Written instruction 1: Copy the rows from the one containing "topbar-link-business[interactable]: Для бизнеса" down through the one containing "tab-finished-listings[interactable]: Завершённые 141", both included, keeping every character unchanged.

==============================

The present inventors have studies about the cause for inferior strength and plastic deformation resistance of N-containing TiC-based sintered alloy having burnt surface as compared with N-containing TiC-based alloy comprising a polished surface or a ground surface, and found that, grain size of the hard phase at the surface portion of the burnt surface of the conventional N-containing TiC-based sintered alloy is remarkably roughened as compared with the grain size of the hard phase in the inner portion, while when the grain size at the surface portion of the burnt surface and the inner portion of the sintered alloy is made uniform, strength and plastic deformation resistance of the sintered alloy become excellent, and also, when uniformizing the content of the binder phase simultaneously with uniformization of the grain size of the hard phase at the surface portion of the burnt surface and the inner portion of the sintered alloy, strength and plastic deformation resistance of the sintered alloy become remarkably excellent.

==============================

Written instruction 2: In the passage on N-containing TiC-based sintered alloy, how does the grain size of the hard phase at the surface portion of the burnt surface of the conventional alloy compare with the grain size in the inner portion?

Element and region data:
==============================

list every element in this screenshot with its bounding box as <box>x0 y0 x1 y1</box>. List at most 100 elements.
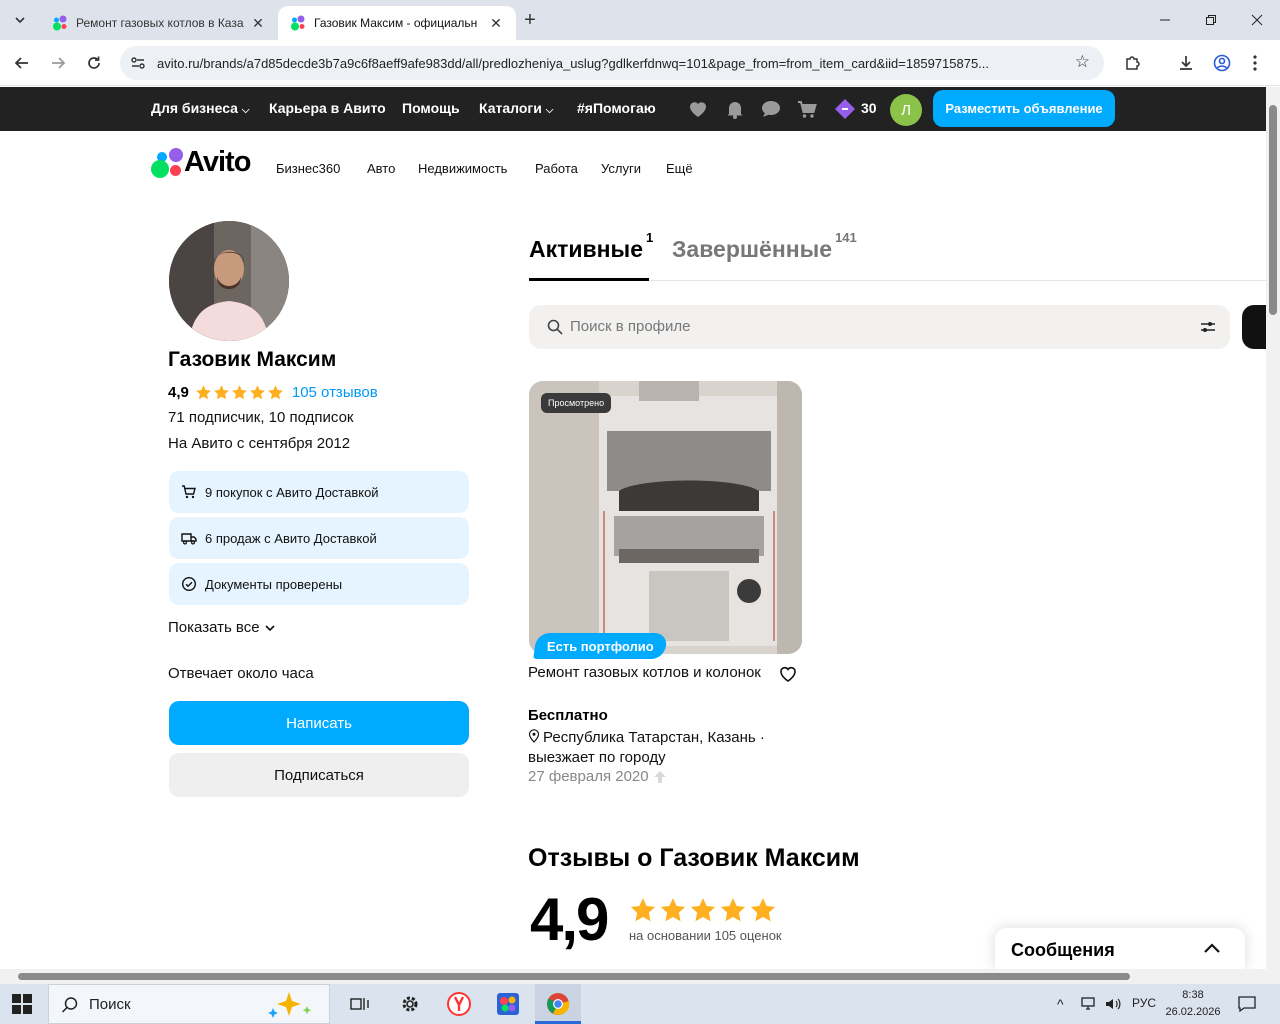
topbar-link-business[interactable]: Для бизнеса ⌵ <box>151 100 249 116</box>
close-window-button[interactable] <box>1234 0 1280 40</box>
rating-stars <box>195 384 284 401</box>
tab-finished-listings[interactable]: Завершённые 141 <box>672 230 857 263</box>
tab-search-button[interactable] <box>6 6 34 34</box>
chat-bubble-icon[interactable] <box>760 98 782 120</box>
vertical-scrollbar[interactable] <box>1266 87 1280 969</box>
portfolio-badge-label: Есть портфолио <box>547 638 654 654</box>
star-icon <box>213 384 229 399</box>
chrome-icon <box>547 993 570 1015</box>
topbar-link-catalogs[interactable]: Каталоги ⌵ <box>479 100 553 116</box>
cart-icon[interactable] <box>796 98 818 120</box>
back-button[interactable] <box>9 50 35 76</box>
profile-button[interactable] <box>1209 50 1235 76</box>
topbar-link-ya-pomogayu[interactable]: #яПомогаю <box>577 100 656 116</box>
bonus-count: 30 <box>861 100 877 116</box>
star-icon <box>195 384 211 399</box>
volume-icon[interactable] <box>1104 996 1122 1012</box>
category-link-realty[interactable]: Недвижимость <box>418 161 507 176</box>
task-view-icon[interactable] <box>348 992 372 1016</box>
reviews-link[interactable]: 105 отзывов <box>292 384 378 401</box>
arrow-right-icon <box>52 57 66 69</box>
category-link-services[interactable]: Услуги <box>601 161 641 176</box>
windows-start-icon[interactable] <box>12 994 32 1014</box>
new-tab-button[interactable]: + <box>518 8 542 32</box>
heart-icon[interactable] <box>687 98 709 120</box>
star-icon <box>690 898 716 922</box>
taskbar-search[interactable]: Поиск <box>48 984 330 1024</box>
browser-tab-1[interactable]: Ремонт газовых котлов в Каза ✕ <box>40 6 278 40</box>
category-link-jobs[interactable]: Работа <box>535 161 578 176</box>
heart-outline-icon[interactable] <box>778 664 798 684</box>
badge-label: Документы проверены <box>205 576 343 592</box>
avito-favicon <box>52 15 68 31</box>
topbar-link-help[interactable]: Помощь <box>402 100 460 116</box>
tab-count: 1 <box>646 230 654 246</box>
listing-title[interactable]: Ремонт газовых котлов и колонок <box>528 663 768 683</box>
close-icon <box>1251 14 1263 26</box>
search-icon <box>547 319 563 335</box>
reviews-section-title: Отзывы о Газовик Максим <box>528 844 860 872</box>
avito-favicon <box>290 15 306 31</box>
tray-chevron-up-icon[interactable]: ^ <box>1057 996 1064 1012</box>
search-icon <box>61 997 78 1013</box>
forward-button[interactable] <box>45 50 71 76</box>
reviews-rating-value: 4,9 <box>530 886 609 953</box>
search-placeholder: Поиск в профиле <box>570 318 691 335</box>
browser-tab-2[interactable]: Газовик Максим - официальн ✕ <box>278 6 516 40</box>
logo-dot <box>169 148 183 162</box>
address-bar[interactable]: avito.ru/brands/a7d85decde3b7a9c6f8aeff9… <box>120 46 1104 80</box>
network-icon[interactable] <box>1080 996 1098 1012</box>
close-tab-icon[interactable]: ✕ <box>250 15 266 32</box>
badge-documents: Документы проверены <box>169 563 469 605</box>
category-link-biznes360[interactable]: Бизнес360 <box>276 161 340 176</box>
horizontal-scrollbar[interactable] <box>0 969 1280 984</box>
site-settings-icon[interactable] <box>130 55 146 71</box>
restore-button[interactable] <box>1188 0 1234 40</box>
keyboard-language[interactable]: РУС <box>1132 996 1156 1010</box>
bookmark-star-icon[interactable]: ☆ <box>1075 52 1090 72</box>
write-message-button[interactable]: Написать <box>169 701 469 745</box>
messages-widget[interactable]: Сообщения <box>995 928 1245 969</box>
horizontal-scrollbar-thumb[interactable] <box>18 973 1130 980</box>
more-vertical-icon <box>1253 55 1257 71</box>
chrome-taskbar-button[interactable] <box>535 984 581 1024</box>
listing-photo[interactable] <box>529 381 802 654</box>
minimize-button[interactable] <box>1142 0 1188 40</box>
extensions-button[interactable] <box>1120 50 1146 76</box>
reload-button[interactable] <box>81 50 107 76</box>
subscribe-button[interactable]: Подписаться <box>169 753 469 797</box>
profile-search-field[interactable]: Поиск в профиле <box>529 305 1230 349</box>
taskbar-search-placeholder: Поиск <box>89 995 131 1013</box>
settings-gear-icon[interactable] <box>398 992 422 1016</box>
app-icon-colored-tiles[interactable] <box>496 992 520 1016</box>
notification-icon[interactable] <box>1238 995 1256 1013</box>
category-link-auto[interactable]: Авто <box>367 161 395 176</box>
listing-date: 27 февраля 2020 <box>528 768 667 785</box>
listing-date-text: 27 февраля 2020 <box>528 768 649 785</box>
profile-photo-image <box>169 221 289 341</box>
avito-logo[interactable]: Avito <box>151 146 261 180</box>
profile-name: Газовик Максим <box>168 348 337 371</box>
browser-tab-title: Газовик Максим - официальн <box>314 16 478 30</box>
tab-label: Завершённые <box>672 236 833 262</box>
yandex-browser-icon[interactable] <box>447 992 471 1016</box>
close-tab-icon[interactable]: ✕ <box>488 15 504 32</box>
star-icon <box>267 384 283 399</box>
profile-photo[interactable] <box>169 221 289 341</box>
topbar-link-career[interactable]: Карьера в Авито <box>269 100 386 116</box>
filter-sliders-icon[interactable] <box>1200 319 1216 335</box>
category-link-more[interactable]: Ещё <box>666 161 693 176</box>
bell-icon[interactable] <box>724 98 746 120</box>
vertical-scrollbar-thumb[interactable] <box>1269 105 1277 315</box>
chrome-menu-button[interactable] <box>1242 50 1268 76</box>
bonus-ticket-icon[interactable] <box>834 98 856 120</box>
show-all-link[interactable]: Показать все <box>168 619 276 636</box>
downloads-button[interactable] <box>1173 50 1199 76</box>
user-avatar[interactable]: Л <box>890 94 922 126</box>
post-ad-button[interactable]: Разместить объявление <box>933 90 1115 127</box>
badge-label: 6 продаж с Авито Доставкой <box>205 530 377 546</box>
taskbar-clock[interactable]: 8:38 26.02.2026 <box>1162 987 1224 1021</box>
chevron-up-icon[interactable] <box>1203 940 1221 958</box>
browser-toolbar: avito.ru/brands/a7d85decde3b7a9c6f8aeff9… <box>0 40 1280 86</box>
tab-active-listings[interactable]: Активные 1 <box>529 230 653 263</box>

==============================

Task response 1:
topbar-link-business[interactable]: Для бизнеса ⌵ <box>151 100 249 116</box>
close-window-button[interactable] <box>1234 0 1280 40</box>
rating-stars <box>195 384 284 401</box>
tab-finished-listings[interactable]: Завершённые 141 <box>672 230 857 263</box>

Task response 2: It is remarkably roughened compared with the grain size of the hard phase in the inner portion.